*GIVEN INSTRUCTION:*
Count every line in the entries that follow where the word "dimensional" appears, then state only the total.

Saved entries
§
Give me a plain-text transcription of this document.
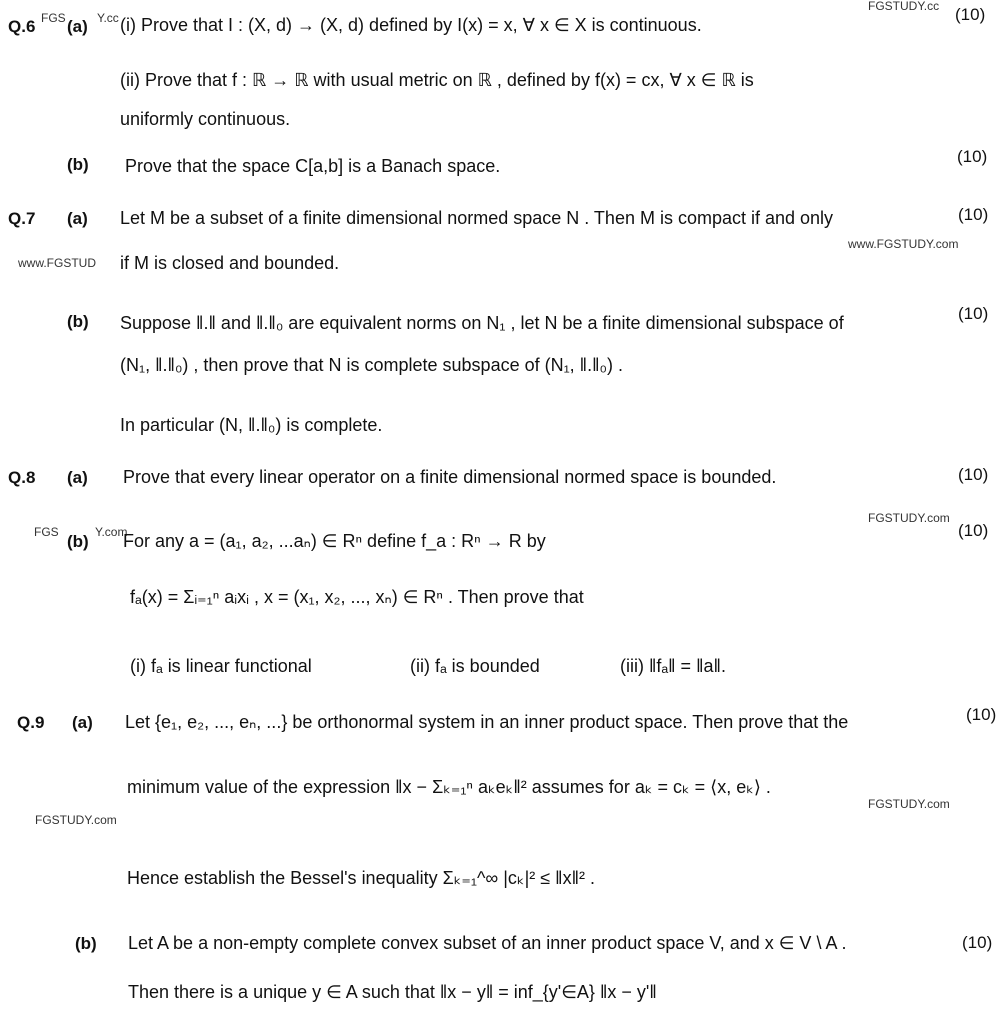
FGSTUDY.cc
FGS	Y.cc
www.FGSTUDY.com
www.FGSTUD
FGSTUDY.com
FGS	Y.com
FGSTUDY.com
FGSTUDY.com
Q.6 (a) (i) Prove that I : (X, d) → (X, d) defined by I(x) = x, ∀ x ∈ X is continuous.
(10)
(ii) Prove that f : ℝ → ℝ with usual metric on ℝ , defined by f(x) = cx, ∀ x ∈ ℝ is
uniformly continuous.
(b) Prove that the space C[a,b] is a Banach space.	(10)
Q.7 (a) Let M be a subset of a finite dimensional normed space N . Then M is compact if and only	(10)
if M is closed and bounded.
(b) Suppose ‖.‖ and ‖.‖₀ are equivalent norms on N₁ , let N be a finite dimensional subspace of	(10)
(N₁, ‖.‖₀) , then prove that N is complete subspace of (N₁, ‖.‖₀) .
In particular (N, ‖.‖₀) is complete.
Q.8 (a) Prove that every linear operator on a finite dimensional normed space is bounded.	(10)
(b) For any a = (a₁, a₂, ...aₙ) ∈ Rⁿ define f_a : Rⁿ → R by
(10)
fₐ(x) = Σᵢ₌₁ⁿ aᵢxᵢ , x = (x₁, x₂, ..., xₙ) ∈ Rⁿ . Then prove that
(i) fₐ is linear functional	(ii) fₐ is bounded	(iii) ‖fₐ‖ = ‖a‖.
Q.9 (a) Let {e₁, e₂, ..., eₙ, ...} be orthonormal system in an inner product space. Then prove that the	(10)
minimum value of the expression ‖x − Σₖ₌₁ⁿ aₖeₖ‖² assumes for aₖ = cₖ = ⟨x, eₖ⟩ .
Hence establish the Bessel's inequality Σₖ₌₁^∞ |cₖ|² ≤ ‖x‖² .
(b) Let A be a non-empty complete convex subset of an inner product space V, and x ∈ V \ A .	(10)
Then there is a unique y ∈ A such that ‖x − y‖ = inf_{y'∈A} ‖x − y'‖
§
*FULL RESPONSE:*
3